====== Фрагмент документа ======

Выпущенный в декабре «Оставить мир позади» можно воспринять как своеобразное новогоднее пожелание или прогноз на ближайшее будущее от Netflix — ничего хорошего вас не ждет, привыкайте, как говорится, друзья, к земле. Спродюсированный в том числе Бараком и Мишель Обама фильм предлагает еще одну версию конца света — не столь остроумную, как двухлетней давности «Не смотрите наверх», не сильно оригинальную в отличие от недавнего упражнения на апокалиптическую тему Джордана Пила. Две семьи: мамы, папы, загипнотизированное гаджетами потомство. В головах помесь конспирологии с социопатией и неизменная уверенность, присущая лишь американцам,— посреди любой катастрофы твердить, что там, наверху, разберутся. Пока мир погружается в хаос — сперва блэкаут, потом заражение, затем бомбежки,— им придется делить друг с другом загородный дом на Лонг-Айленде, где в дорогущем буфете заперты редкие джазовые записи и драгоценные красные вина. Не в силах сдержать страх, герои Махершалы Али и Джулии Робертс примутся спорить, какой музыкальный стиль больше подходит для прощания с жизнью. А в это время младшее поколение с легкостью откажется от всего, к чему привыкли родители,— оставит и мир, и его конец позади, захлопнет за собой тяжелую дверь подземного убежища, чтобы бесповоротно погрузиться в телевизионные грезы. Апокалипсис переживут лишь сериал «Друзья» и его единственный несовершеннолетний зритель.

====== Выдержки из данных ======

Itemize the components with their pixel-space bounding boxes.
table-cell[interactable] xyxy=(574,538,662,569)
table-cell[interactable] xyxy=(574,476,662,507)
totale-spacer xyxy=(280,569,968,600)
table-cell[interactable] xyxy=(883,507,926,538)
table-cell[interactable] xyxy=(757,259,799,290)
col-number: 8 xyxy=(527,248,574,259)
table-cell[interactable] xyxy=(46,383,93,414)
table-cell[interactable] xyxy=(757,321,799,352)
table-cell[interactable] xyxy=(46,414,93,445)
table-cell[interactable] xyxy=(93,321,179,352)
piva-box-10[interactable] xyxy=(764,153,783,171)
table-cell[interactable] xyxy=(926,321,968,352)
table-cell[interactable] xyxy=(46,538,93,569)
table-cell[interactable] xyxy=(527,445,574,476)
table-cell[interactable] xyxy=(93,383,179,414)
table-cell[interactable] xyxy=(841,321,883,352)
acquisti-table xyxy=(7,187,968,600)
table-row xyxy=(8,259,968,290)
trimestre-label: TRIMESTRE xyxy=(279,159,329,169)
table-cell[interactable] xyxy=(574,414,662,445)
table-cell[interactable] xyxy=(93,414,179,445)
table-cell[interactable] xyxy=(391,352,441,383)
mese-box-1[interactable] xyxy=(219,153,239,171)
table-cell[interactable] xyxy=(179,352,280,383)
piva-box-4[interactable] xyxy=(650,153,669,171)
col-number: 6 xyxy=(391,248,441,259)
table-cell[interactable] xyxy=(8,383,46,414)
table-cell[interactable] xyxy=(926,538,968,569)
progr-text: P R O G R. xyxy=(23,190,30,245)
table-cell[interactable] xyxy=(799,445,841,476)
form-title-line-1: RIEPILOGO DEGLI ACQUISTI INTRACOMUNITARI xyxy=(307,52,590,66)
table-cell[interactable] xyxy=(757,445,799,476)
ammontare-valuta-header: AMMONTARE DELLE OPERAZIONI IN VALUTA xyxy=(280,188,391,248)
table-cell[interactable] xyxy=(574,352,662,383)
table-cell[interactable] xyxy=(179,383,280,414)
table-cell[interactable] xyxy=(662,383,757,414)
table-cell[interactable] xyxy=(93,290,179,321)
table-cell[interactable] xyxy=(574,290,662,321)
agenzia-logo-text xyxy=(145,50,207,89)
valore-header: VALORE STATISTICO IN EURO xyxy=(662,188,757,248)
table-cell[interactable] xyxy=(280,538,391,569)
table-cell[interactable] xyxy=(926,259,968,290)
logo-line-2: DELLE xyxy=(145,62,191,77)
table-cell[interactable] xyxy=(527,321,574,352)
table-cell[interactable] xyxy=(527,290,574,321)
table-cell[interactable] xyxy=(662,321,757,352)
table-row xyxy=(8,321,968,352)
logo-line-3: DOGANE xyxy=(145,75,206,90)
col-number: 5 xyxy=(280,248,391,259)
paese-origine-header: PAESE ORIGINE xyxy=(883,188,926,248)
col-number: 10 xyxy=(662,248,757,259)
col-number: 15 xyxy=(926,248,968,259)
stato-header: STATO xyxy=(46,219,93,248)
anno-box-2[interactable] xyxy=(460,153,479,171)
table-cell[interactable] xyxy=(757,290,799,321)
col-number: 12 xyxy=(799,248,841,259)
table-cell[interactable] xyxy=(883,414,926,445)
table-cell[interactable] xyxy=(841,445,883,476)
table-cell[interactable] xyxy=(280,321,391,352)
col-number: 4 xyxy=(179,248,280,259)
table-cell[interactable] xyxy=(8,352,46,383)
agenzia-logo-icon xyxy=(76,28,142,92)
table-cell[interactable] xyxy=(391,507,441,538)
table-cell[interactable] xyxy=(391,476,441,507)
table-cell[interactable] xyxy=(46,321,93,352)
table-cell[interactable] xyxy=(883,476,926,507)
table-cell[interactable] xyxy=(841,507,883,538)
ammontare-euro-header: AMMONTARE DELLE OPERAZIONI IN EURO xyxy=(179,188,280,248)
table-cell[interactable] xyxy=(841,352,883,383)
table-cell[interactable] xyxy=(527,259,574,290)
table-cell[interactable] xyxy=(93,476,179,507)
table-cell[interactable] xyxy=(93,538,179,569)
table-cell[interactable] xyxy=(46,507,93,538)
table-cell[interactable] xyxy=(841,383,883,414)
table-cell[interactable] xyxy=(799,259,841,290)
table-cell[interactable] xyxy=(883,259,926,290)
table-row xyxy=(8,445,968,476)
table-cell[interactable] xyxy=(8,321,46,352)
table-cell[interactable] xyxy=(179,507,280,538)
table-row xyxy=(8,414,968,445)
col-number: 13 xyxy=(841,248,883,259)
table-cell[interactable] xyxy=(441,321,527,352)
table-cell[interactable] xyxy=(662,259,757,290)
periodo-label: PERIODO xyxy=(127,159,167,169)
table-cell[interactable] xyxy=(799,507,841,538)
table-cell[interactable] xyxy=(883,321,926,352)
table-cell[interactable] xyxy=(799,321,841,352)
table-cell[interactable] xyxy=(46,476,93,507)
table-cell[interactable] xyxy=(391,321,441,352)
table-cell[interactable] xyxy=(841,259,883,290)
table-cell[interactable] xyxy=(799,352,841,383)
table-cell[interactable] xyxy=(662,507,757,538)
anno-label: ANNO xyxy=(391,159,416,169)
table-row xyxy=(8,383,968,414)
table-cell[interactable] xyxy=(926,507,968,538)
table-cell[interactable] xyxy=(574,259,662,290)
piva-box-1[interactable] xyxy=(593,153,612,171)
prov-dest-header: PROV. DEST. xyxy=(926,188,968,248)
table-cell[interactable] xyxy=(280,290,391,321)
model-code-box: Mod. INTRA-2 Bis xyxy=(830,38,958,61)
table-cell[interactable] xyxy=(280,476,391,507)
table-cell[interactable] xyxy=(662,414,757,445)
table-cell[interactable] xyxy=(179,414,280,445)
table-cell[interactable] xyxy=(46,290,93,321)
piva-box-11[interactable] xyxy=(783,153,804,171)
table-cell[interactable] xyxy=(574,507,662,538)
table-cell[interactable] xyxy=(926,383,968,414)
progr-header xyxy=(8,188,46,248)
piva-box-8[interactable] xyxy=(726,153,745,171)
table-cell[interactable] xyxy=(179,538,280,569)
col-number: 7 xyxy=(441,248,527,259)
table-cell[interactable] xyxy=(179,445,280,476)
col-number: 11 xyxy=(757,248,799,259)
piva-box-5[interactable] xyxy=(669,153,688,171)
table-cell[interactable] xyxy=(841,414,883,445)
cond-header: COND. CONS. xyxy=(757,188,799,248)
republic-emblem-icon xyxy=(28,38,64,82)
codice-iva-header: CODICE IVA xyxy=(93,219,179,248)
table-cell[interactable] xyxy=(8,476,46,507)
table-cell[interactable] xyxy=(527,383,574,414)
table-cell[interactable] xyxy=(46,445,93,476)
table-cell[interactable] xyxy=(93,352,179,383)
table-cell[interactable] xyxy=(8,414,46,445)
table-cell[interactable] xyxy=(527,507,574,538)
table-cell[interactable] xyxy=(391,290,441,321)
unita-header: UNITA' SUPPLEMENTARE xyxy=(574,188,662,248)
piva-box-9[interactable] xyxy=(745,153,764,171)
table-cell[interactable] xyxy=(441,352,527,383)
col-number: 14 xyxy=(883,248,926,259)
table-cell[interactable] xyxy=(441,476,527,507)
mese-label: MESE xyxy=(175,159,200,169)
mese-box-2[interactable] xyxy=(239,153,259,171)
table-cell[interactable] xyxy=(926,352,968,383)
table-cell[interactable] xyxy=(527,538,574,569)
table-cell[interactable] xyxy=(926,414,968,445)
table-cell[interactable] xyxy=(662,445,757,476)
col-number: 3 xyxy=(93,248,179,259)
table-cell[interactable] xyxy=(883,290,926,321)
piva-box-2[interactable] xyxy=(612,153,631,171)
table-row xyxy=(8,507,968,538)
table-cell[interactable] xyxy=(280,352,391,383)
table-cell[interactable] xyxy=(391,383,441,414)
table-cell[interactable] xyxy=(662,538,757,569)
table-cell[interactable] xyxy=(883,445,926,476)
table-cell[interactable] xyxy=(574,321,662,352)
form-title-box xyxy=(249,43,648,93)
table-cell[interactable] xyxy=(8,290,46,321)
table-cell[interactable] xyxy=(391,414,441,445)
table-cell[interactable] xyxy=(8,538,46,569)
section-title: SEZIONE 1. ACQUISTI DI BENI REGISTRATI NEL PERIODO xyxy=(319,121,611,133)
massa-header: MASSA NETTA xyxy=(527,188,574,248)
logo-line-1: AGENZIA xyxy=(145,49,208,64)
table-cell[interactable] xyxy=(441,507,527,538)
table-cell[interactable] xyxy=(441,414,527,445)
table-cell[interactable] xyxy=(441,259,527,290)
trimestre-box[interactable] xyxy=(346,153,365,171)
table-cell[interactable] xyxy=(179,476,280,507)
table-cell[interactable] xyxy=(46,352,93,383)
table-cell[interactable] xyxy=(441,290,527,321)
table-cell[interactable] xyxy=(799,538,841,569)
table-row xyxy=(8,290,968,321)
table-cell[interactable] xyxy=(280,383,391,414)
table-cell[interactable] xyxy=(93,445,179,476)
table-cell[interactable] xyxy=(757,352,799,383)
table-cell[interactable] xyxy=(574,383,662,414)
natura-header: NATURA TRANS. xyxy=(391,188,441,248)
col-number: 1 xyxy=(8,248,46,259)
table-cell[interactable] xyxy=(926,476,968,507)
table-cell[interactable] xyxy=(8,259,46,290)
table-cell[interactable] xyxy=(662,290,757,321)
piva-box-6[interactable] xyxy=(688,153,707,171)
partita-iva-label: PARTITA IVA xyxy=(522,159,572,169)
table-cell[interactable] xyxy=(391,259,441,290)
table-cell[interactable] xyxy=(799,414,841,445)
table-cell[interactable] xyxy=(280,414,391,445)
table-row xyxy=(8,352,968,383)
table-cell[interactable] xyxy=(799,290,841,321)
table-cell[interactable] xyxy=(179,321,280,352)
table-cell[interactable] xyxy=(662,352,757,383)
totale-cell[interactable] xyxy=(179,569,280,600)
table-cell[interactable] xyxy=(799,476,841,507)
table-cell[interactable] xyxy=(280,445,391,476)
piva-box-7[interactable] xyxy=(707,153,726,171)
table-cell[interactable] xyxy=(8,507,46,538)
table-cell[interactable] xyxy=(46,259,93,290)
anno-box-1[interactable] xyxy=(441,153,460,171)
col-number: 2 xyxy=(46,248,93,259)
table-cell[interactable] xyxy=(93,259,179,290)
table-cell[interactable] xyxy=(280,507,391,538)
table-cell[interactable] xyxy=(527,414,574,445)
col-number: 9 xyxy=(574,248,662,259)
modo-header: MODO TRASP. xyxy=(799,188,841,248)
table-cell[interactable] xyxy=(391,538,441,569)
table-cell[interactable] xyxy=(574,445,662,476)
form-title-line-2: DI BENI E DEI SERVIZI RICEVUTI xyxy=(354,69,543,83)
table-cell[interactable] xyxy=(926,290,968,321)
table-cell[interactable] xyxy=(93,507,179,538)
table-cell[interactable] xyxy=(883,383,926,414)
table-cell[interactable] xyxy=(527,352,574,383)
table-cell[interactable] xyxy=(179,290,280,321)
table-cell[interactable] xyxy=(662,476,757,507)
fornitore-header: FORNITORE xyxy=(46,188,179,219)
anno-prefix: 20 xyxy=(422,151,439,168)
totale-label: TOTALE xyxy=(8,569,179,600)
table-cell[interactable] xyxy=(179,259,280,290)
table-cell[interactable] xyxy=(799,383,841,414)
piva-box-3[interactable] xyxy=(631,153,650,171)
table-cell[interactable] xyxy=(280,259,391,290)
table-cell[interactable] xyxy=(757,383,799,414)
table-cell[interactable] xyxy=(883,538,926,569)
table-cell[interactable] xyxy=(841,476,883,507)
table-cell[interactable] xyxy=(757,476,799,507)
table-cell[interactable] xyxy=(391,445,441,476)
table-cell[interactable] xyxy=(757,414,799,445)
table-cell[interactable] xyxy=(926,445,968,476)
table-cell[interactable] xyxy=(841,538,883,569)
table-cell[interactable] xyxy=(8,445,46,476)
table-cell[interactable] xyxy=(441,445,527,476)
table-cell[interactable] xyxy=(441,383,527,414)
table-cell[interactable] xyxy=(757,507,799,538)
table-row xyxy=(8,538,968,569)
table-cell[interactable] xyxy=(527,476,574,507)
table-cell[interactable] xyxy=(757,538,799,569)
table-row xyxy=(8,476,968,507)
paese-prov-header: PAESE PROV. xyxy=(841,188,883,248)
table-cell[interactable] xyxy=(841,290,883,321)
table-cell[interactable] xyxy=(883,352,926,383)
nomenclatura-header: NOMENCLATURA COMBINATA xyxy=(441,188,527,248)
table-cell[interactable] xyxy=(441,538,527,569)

======

• _Задача_: Пожалуйста, перепишите целиком, слово в слово, приведенный выше фрагмент о фильме «Оставить мир позади».

• _Ответ_:
Выпущенный в декабре «Оставить мир позади» можно воспринять как своеобразное новогоднее пожелание или прогноз на ближайшее будущее от Netflix — ничего хорошего вас не ждет, привыкайте, как говорится, друзья, к земле. Спродюсированный в том числе Бараком и Мишель Обама фильм предлагает еще одну версию конца света — не столь остроумную, как двухлетней давности «Не смотрите наверх», не сильно оригинальную в отличие от недавнего упражнения на апокалиптическую тему Джордана Пила. Две семьи: мамы, папы, загипнотизированное гаджетами потомство. В головах помесь конспирологии с социопатией и неизменная уверенность, присущая лишь американцам,— посреди любой катастрофы твердить, что там, наверху, разберутся. Пока мир погружается в хаос — сперва блэкаут, потом заражение, затем бомбежки,— им придется делить друг с другом загородный дом на Лонг-Айленде, где в дорогущем буфете заперты редкие джазовые записи и драгоценные красные вина. Не в силах сдержать страх, герои Махершалы Али и Джулии Робертс примутся спорить, какой музыкальный стиль больше подходит для прощания с жизнью. А в это время младшее поколение с легкостью откажется от всего, к чему привыкли родители,— оставит и мир, и его конец позади, захлопнет за собой тяжелую дверь подземного убежища, чтобы бесповоротно погрузиться в телевизионные грезы. Апокалипсис переживут лишь сериал «Друзья» и его единственный несовершеннолетний зритель.